The exercise
Copy the records below exactly, leaving out any pictures.

_ _ _ _ _ _ _

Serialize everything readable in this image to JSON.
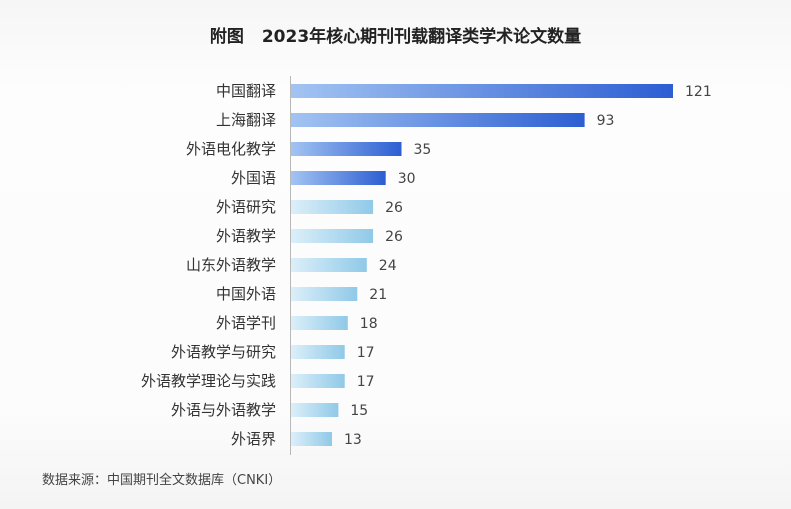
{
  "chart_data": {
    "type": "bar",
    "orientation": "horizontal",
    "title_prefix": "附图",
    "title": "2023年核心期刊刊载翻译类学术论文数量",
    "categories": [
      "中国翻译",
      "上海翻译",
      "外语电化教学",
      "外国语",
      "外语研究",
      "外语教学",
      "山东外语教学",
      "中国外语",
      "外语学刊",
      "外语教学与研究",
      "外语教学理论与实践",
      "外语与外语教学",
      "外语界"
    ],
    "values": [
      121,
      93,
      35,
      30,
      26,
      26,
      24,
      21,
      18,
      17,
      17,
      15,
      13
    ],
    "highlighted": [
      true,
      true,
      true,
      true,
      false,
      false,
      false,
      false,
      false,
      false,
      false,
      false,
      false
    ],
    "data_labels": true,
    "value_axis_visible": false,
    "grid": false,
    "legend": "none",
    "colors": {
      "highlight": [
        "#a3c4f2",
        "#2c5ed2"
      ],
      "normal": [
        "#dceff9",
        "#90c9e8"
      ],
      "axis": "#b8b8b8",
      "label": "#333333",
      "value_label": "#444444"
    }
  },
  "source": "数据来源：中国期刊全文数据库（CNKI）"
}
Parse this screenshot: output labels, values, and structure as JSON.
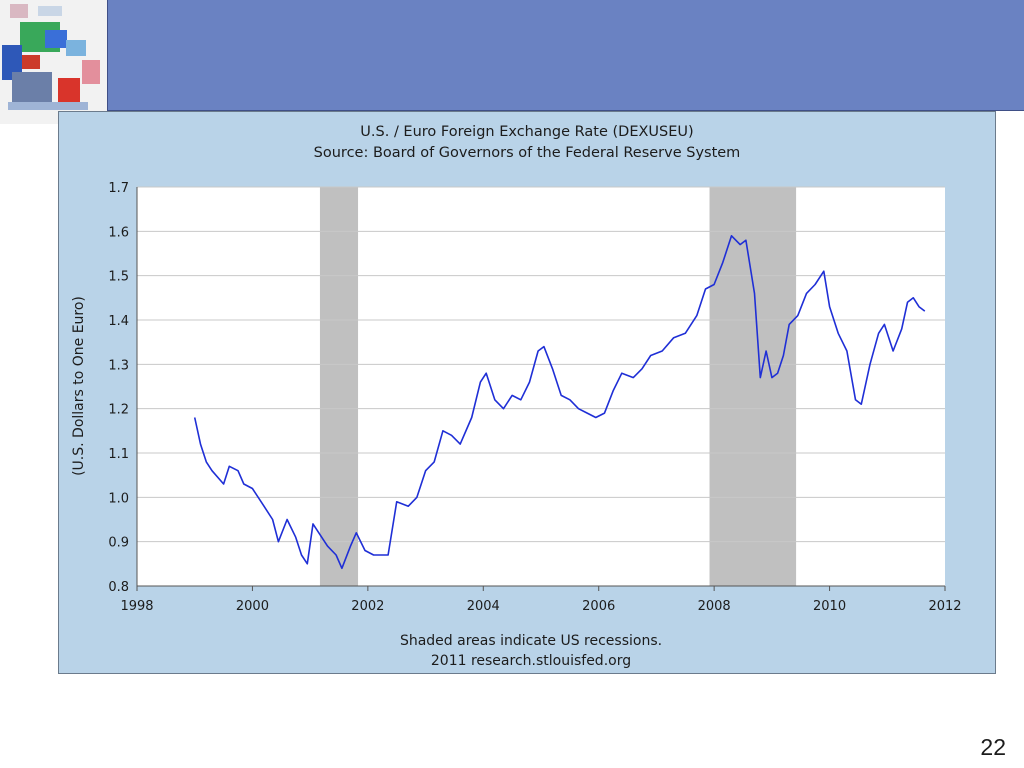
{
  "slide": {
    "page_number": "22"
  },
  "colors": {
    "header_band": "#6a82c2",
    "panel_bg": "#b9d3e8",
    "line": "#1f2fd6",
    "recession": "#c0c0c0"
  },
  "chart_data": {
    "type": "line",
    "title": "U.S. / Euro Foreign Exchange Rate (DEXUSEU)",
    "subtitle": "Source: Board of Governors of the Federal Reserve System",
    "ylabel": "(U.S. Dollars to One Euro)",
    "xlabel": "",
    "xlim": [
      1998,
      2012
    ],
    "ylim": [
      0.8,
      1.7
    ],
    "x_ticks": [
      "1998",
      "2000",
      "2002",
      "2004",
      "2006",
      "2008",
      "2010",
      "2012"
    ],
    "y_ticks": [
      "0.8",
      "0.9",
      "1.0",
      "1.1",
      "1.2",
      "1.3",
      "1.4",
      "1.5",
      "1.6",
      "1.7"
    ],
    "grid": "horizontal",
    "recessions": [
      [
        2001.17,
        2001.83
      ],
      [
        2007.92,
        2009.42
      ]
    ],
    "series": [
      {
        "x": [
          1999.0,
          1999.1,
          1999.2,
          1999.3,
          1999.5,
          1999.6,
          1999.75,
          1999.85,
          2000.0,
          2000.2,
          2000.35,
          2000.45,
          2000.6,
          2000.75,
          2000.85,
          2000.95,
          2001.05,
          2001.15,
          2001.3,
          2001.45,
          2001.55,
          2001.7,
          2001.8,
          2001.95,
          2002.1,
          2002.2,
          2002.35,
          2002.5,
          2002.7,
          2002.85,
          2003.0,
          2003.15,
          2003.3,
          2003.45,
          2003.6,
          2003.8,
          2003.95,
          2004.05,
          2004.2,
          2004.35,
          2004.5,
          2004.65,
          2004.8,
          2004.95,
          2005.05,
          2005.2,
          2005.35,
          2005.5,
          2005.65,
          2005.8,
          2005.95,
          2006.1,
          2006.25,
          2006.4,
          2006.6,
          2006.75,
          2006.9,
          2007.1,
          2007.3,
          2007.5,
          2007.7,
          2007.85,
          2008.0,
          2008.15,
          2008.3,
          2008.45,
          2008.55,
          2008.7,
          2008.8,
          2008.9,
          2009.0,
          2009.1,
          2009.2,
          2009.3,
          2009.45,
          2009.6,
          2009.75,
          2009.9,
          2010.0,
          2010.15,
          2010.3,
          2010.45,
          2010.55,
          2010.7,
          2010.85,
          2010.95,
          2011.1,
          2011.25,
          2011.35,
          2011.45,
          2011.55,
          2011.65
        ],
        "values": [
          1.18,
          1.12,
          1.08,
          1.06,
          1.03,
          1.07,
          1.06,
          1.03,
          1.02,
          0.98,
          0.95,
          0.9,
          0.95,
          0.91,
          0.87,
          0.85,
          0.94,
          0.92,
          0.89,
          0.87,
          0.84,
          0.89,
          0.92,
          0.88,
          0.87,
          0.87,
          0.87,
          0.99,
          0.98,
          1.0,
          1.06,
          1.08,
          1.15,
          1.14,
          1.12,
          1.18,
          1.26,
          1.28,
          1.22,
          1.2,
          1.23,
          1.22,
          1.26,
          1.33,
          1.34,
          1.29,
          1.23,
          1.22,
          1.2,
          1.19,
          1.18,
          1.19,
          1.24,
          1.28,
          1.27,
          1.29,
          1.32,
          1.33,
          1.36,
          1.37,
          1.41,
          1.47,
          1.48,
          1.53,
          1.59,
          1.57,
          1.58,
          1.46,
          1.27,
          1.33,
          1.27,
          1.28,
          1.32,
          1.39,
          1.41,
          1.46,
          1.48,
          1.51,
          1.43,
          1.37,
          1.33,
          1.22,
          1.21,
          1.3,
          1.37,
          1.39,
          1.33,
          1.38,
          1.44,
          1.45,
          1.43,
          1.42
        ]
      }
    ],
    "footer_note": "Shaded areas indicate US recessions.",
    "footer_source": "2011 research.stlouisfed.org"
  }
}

_ _ _ _ _ _ _

Response
Serialize everything readable in this image to JSON.
{
  "chart_data": {
    "type": "bar",
    "orientation": "horizontal",
    "title_prefix": "附图",
    "title": "2023年核心期刊刊载翻译类学术论文数量",
    "categories": [
      "中国翻译",
      "上海翻译",
      "外语电化教学",
      "外国语",
      "外语研究",
      "外语教学",
      "山东外语教学",
      "中国外语",
      "外语学刊",
      "外语教学与研究",
      "外语教学理论与实践",
      "外语与外语教学",
      "外语界"
    ],
    "values": [
      121,
      93,
      35,
      30,
      26,
      26,
      24,
      21,
      18,
      17,
      17,
      15,
      13
    ],
    "highlighted": [
      true,
      true,
      true,
      true,
      false,
      false,
      false,
      false,
      false,
      false,
      false,
      false,
      false
    ],
    "data_labels": true,
    "value_axis_visible": false,
    "grid": false,
    "legend": "none",
    "colors": {
      "highlight": [
        "#a3c4f2",
        "#2c5ed2"
      ],
      "normal": [
        "#dceff9",
        "#90c9e8"
      ],
      "axis": "#b8b8b8",
      "label": "#333333",
      "value_label": "#444444"
    }
  },
  "source": "数据来源：中国期刊全文数据库（CNKI）"
}
Parse this screenshot: output labels, values, and structure as JSON.
{
  "slide": {
    "page_number": "22"
  },
  "colors": {
    "header_band": "#6a82c2",
    "panel_bg": "#b9d3e8",
    "line": "#1f2fd6",
    "recession": "#c0c0c0"
  },
  "chart_data": {
    "type": "line",
    "title": "U.S. / Euro Foreign Exchange Rate (DEXUSEU)",
    "subtitle": "Source: Board of Governors of the Federal Reserve System",
    "ylabel": "(U.S. Dollars to One Euro)",
    "xlabel": "",
    "xlim": [
      1998,
      2012
    ],
    "ylim": [
      0.8,
      1.7
    ],
    "x_ticks": [
      "1998",
      "2000",
      "2002",
      "2004",
      "2006",
      "2008",
      "2010",
      "2012"
    ],
    "y_ticks": [
      "0.8",
      "0.9",
      "1.0",
      "1.1",
      "1.2",
      "1.3",
      "1.4",
      "1.5",
      "1.6",
      "1.7"
    ],
    "grid": "horizontal",
    "recessions": [
      [
        2001.17,
        2001.83
      ],
      [
        2007.92,
        2009.42
      ]
    ],
    "series": [
      {
        "x": [
          1999.0,
          1999.1,
          1999.2,
          1999.3,
          1999.5,
          1999.6,
          1999.75,
          1999.85,
          2000.0,
          2000.2,
          2000.35,
          2000.45,
          2000.6,
          2000.75,
          2000.85,
          2000.95,
          2001.05,
          2001.15,
          2001.3,
          2001.45,
          2001.55,
          2001.7,
          2001.8,
          2001.95,
          2002.1,
          2002.2,
          2002.35,
          2002.5,
          2002.7,
          2002.85,
          2003.0,
          2003.15,
          2003.3,
          2003.45,
          2003.6,
          2003.8,
          2003.95,
          2004.05,
          2004.2,
          2004.35,
          2004.5,
          2004.65,
          2004.8,
          2004.95,
          2005.05,
          2005.2,
          2005.35,
          2005.5,
          2005.65,
          2005.8,
          2005.95,
          2006.1,
          2006.25,
          2006.4,
          2006.6,
          2006.75,
          2006.9,
          2007.1,
          2007.3,
          2007.5,
          2007.7,
          2007.85,
          2008.0,
          2008.15,
          2008.3,
          2008.45,
          2008.55,
          2008.7,
          2008.8,
          2008.9,
          2009.0,
          2009.1,
          2009.2,
          2009.3,
          2009.45,
          2009.6,
          2009.75,
          2009.9,
          2010.0,
          2010.15,
          2010.3,
          2010.45,
          2010.55,
          2010.7,
          2010.85,
          2010.95,
          2011.1,
          2011.25,
          2011.35,
          2011.45,
          2011.55,
          2011.65
        ],
        "values": [
          1.18,
          1.12,
          1.08,
          1.06,
          1.03,
          1.07,
          1.06,
          1.03,
          1.02,
          0.98,
          0.95,
          0.9,
          0.95,
          0.91,
          0.87,
          0.85,
          0.94,
          0.92,
          0.89,
          0.87,
          0.84,
          0.89,
          0.92,
          0.88,
          0.87,
          0.87,
          0.87,
          0.99,
          0.98,
          1.0,
          1.06,
          1.08,
          1.15,
          1.14,
          1.12,
          1.18,
          1.26,
          1.28,
          1.22,
          1.2,
          1.23,
          1.22,
          1.26,
          1.33,
          1.34,
          1.29,
          1.23,
          1.22,
          1.2,
          1.19,
          1.18,
          1.19,
          1.24,
          1.28,
          1.27,
          1.29,
          1.32,
          1.33,
          1.36,
          1.37,
          1.41,
          1.47,
          1.48,
          1.53,
          1.59,
          1.57,
          1.58,
          1.46,
          1.27,
          1.33,
          1.27,
          1.28,
          1.32,
          1.39,
          1.41,
          1.46,
          1.48,
          1.51,
          1.43,
          1.37,
          1.33,
          1.22,
          1.21,
          1.3,
          1.37,
          1.39,
          1.33,
          1.38,
          1.44,
          1.45,
          1.43,
          1.42
        ]
      }
    ],
    "footer_note": "Shaded areas indicate US recessions.",
    "footer_source": "2011 research.stlouisfed.org"
  }
}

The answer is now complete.